Task prompt
Will you transcribe all the entries word for word, skipping the pictures they hold?

-------- Data shown

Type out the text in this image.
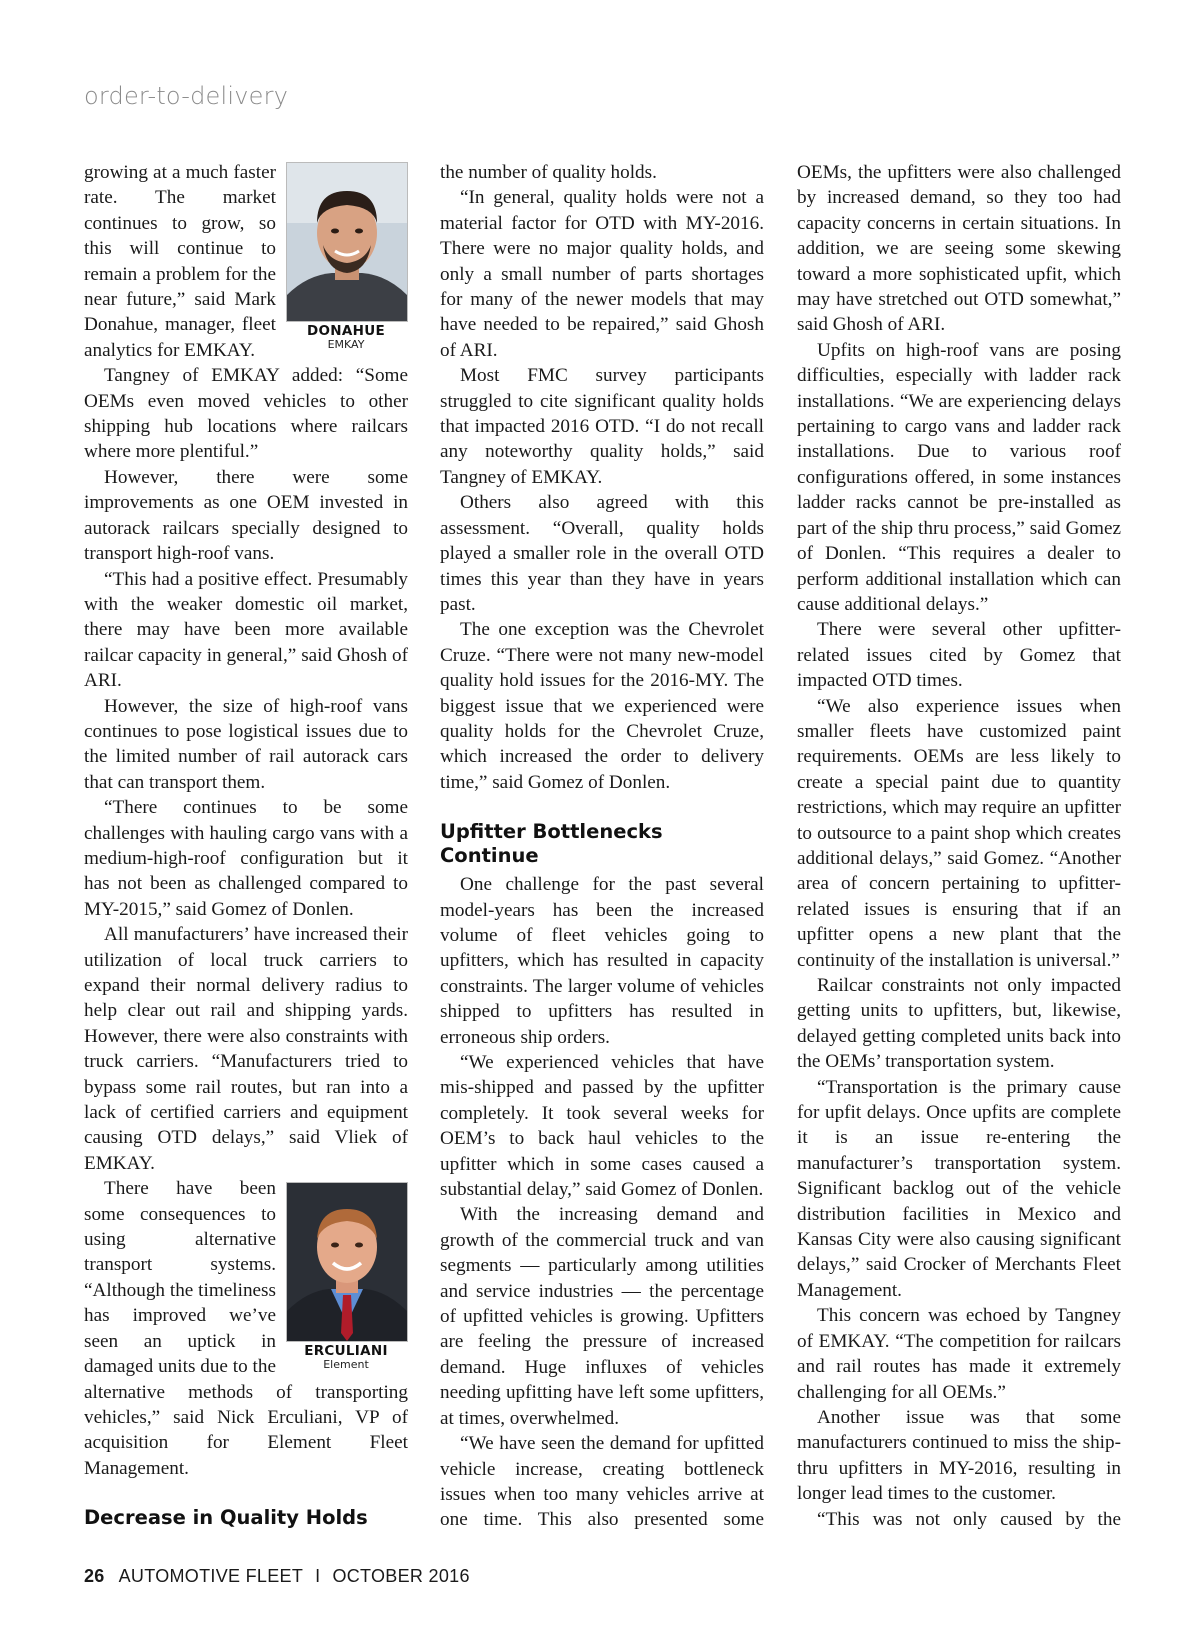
order-to-delivery
DONAHUE
EMKAY

growing at a much faster rate. The market continues to grow, so this will continue to remain a problem for the near future,” said Mark Donahue, manager, fleet analytics for EMKAY.

Tangney of EMKAY added: “Some OEMs even moved vehicles to other shipping hub locations where railcars where more plentiful.”

However, there were some improvements as one OEM invested in autorack railcars specially designed to transport high-roof vans.

“This had a positive effect. Presumably with the weaker domestic oil market, there may have been more available railcar capacity in general,” said Ghosh of ARI.

However, the size of high-roof vans continues to pose logistical issues due to the limited number of rail autorack cars that can transport them.

“There continues to be some challenges with hauling cargo vans with a medium-high-roof configuration but it has not been as challenged compared to MY-2015,” said Gomez of Donlen.

All manufacturers’ have increased their utilization of local truck carriers to expand their normal delivery radius to help clear out rail and shipping yards. However, there were also constraints with truck carriers. “Manufacturers tried to bypass some rail routes, but ran into a lack of certified carriers and equipment causing OTD delays,” said Vliek of EMKAY.

ERCULIANI
Element

There have been some consequences to using alternative transport systems. “Although the timeliness has improved we’ve seen an uptick in damaged units due to the alternative methods of transporting vehicles,” said Nick Erculiani, VP of acquisition for Element Fleet Management.

Decrease in Quality Holds

the number of quality holds.

“In general, quality holds were not a material factor for OTD with MY-2016. There were no major quality holds, and only a small number of parts shortages for many of the newer models that may have needed to be repaired,” said Ghosh of ARI.

Most FMC survey participants struggled to cite significant quality holds that impacted 2016 OTD. “I do not recall any noteworthy quality holds,” said Tangney of EMKAY.

Others also agreed with this assessment. “Overall, quality holds played a smaller role in the overall OTD times this year than they have in years past.

The one exception was the Chevrolet Cruze. “There were not many new-model quality hold issues for the 2016-MY. The biggest issue that we experienced were quality holds for the Chevrolet Cruze, which increased the order to delivery time,” said Gomez of Donlen.

Upfitter Bottlenecks Continue

One challenge for the past several model-years has been the increased volume of fleet vehicles going to upfitters, which has resulted in capacity constraints. The larger volume of vehicles shipped to upfitters has resulted in erroneous ship orders.

“We experienced vehicles that have mis-shipped and passed by the upfitter completely. It took several weeks for OEM’s to back haul vehicles to the upfitter which in some cases caused a substantial delay,” said Gomez of Donlen.

With the increasing demand and growth of the commercial truck and van segments — particularly among utilities and service industries — the percentage of upfitted vehicles is growing. Upfitters are feeling the pressure of increased demand. Huge influxes of vehicles needing upfitting have left some upfitters, at times, overwhelmed.

“We have seen the demand for upfitted vehicle increase, creating bottleneck issues when too many vehicles arrive at one time. This also presented some

OEMs, the upfitters were also challenged by increased demand, so they too had capacity concerns in certain situations. In addition, we are seeing some skewing toward a more sophisticated upfit, which may have stretched out OTD somewhat,” said Ghosh of ARI.

Upfits on high-roof vans are posing difficulties, especially with ladder rack installations. “We are experiencing delays pertaining to cargo vans and ladder rack installations. Due to various roof configurations offered, in some instances ladder racks cannot be pre-installed as part of the ship thru process,” said Gomez of Donlen. “This requires a dealer to perform additional installation which can cause additional delays.”

There were several other upfitter-related issues cited by Gomez that impacted OTD times.

“We also experience issues when smaller fleets have customized paint requirements. OEMs are less likely to create a special paint due to quantity restrictions, which may require an upfitter to outsource to a paint shop which creates additional delays,” said Gomez. “Another area of concern pertaining to upfitter-related issues is ensuring that if an upfitter opens a new plant that the continuity of the installation is universal.”

Railcar constraints not only impacted getting units to upfitters, but, likewise, delayed getting completed units back into the OEMs’ transportation system.

“Transportation is the primary cause for upfit delays. Once upfits are complete it is an issue re-entering the manufacturer’s transportation system. Significant backlog out of the vehicle distribution facilities in Mexico and Kansas City were also causing significant delays,” said Crocker of Merchants Fleet Management.

This concern was echoed by Tangney of EMKAY. “The competition for railcars and rail routes has made it extremely challenging for all OEMs.”

Another issue was that some manufacturers continued to miss the ship-thru upfitters in MY-2016, resulting in longer lead times to the customer.

“This was not only caused by the

26 AUTOMOTIVE FLEET I OCTOBER 2016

----------------

Exercise result
Type out the text in this image.
order-to-delivery
DONAHUE
EMKAY

growing at a much faster rate. The market continues to grow, so this will continue to remain a problem for the near future,” said Mark Donahue, manager, fleet analytics for EMKAY.

Tangney of EMKAY added: “Some OEMs even moved vehicles to other shipping hub locations where railcars where more plentiful.”

However, there were some improvements as one OEM invested in autorack railcars specially designed to transport high-roof vans.

“This had a positive effect. Presumably with the weaker domestic oil market, there may have been more available railcar capacity in general,” said Ghosh of ARI.

However, the size of high-roof vans continues to pose logistical issues due to the limited number of rail autorack cars that can transport them.

“There continues to be some challenges with hauling cargo vans with a medium-high-roof configuration but it has not been as challenged compared to MY-2015,” said Gomez of Donlen.

All manufacturers’ have increased their utilization of local truck carriers to expand their normal delivery radius to help clear out rail and shipping yards. However, there were also constraints with truck carriers. “Manufacturers tried to bypass some rail routes, but ran into a lack of certified carriers and equipment causing OTD delays,” said Vliek of EMKAY.

ERCULIANI
Element

There have been some consequences to using alternative transport systems. “Although the timeliness has improved we’ve seen an uptick in damaged units due to the alternative methods of transporting vehicles,” said Nick Erculiani, VP of acquisition for Element Fleet Management.

Decrease in Quality Holds

the number of quality holds.

“In general, quality holds were not a material factor for OTD with MY-2016. There were no major quality holds, and only a small number of parts shortages for many of the newer models that may have needed to be repaired,” said Ghosh of ARI.

Most FMC survey participants struggled to cite significant quality holds that impacted 2016 OTD. “I do not recall any noteworthy quality holds,” said Tangney of EMKAY.

Others also agreed with this assessment. “Overall, quality holds played a smaller role in the overall OTD times this year than they have in years past.

The one exception was the Chevrolet Cruze. “There were not many new-model quality hold issues for the 2016-MY. The biggest issue that we experienced were quality holds for the Chevrolet Cruze, which increased the order to delivery time,” said Gomez of Donlen.

Upfitter Bottlenecks Continue

One challenge for the past several model-years has been the increased volume of fleet vehicles going to upfitters, which has resulted in capacity constraints. The larger volume of vehicles shipped to upfitters has resulted in erroneous ship orders.

“We experienced vehicles that have mis-shipped and passed by the upfitter completely. It took several weeks for OEM’s to back haul vehicles to the upfitter which in some cases caused a substantial delay,” said Gomez of Donlen.

With the increasing demand and growth of the commercial truck and van segments — particularly among utilities and service industries — the percentage of upfitted vehicles is growing. Upfitters are feeling the pressure of increased demand. Huge influxes of vehicles needing upfitting have left some upfitters, at times, overwhelmed.

“We have seen the demand for upfitted vehicle increase, creating bottleneck issues when too many vehicles arrive at one time. This also presented some

OEMs, the upfitters were also challenged by increased demand, so they too had capacity concerns in certain situations. In addition, we are seeing some skewing toward a more sophisticated upfit, which may have stretched out OTD somewhat,” said Ghosh of ARI.

Upfits on high-roof vans are posing difficulties, especially with ladder rack installations. “We are experiencing delays pertaining to cargo vans and ladder rack installations. Due to various roof configurations offered, in some instances ladder racks cannot be pre-installed as part of the ship thru process,” said Gomez of Donlen. “This requires a dealer to perform additional installation which can cause additional delays.”

There were several other upfitter-related issues cited by Gomez that impacted OTD times.

“We also experience issues when smaller fleets have customized paint requirements. OEMs are less likely to create a special paint due to quantity restrictions, which may require an upfitter to outsource to a paint shop which creates additional delays,” said Gomez. “Another area of concern pertaining to upfitter-related issues is ensuring that if an upfitter opens a new plant that the continuity of the installation is universal.”

Railcar constraints not only impacted getting units to upfitters, but, likewise, delayed getting completed units back into the OEMs’ transportation system.

“Transportation is the primary cause for upfit delays. Once upfits are complete it is an issue re-entering the manufacturer’s transportation system. Significant backlog out of the vehicle distribution facilities in Mexico and Kansas City were also causing significant delays,” said Crocker of Merchants Fleet Management.

This concern was echoed by Tangney of EMKAY. “The competition for railcars and rail routes has made it extremely challenging for all OEMs.”

Another issue was that some manufacturers continued to miss the ship-thru upfitters in MY-2016, resulting in longer lead times to the customer.

“This was not only caused by the

26 AUTOMOTIVE FLEET I OCTOBER 2016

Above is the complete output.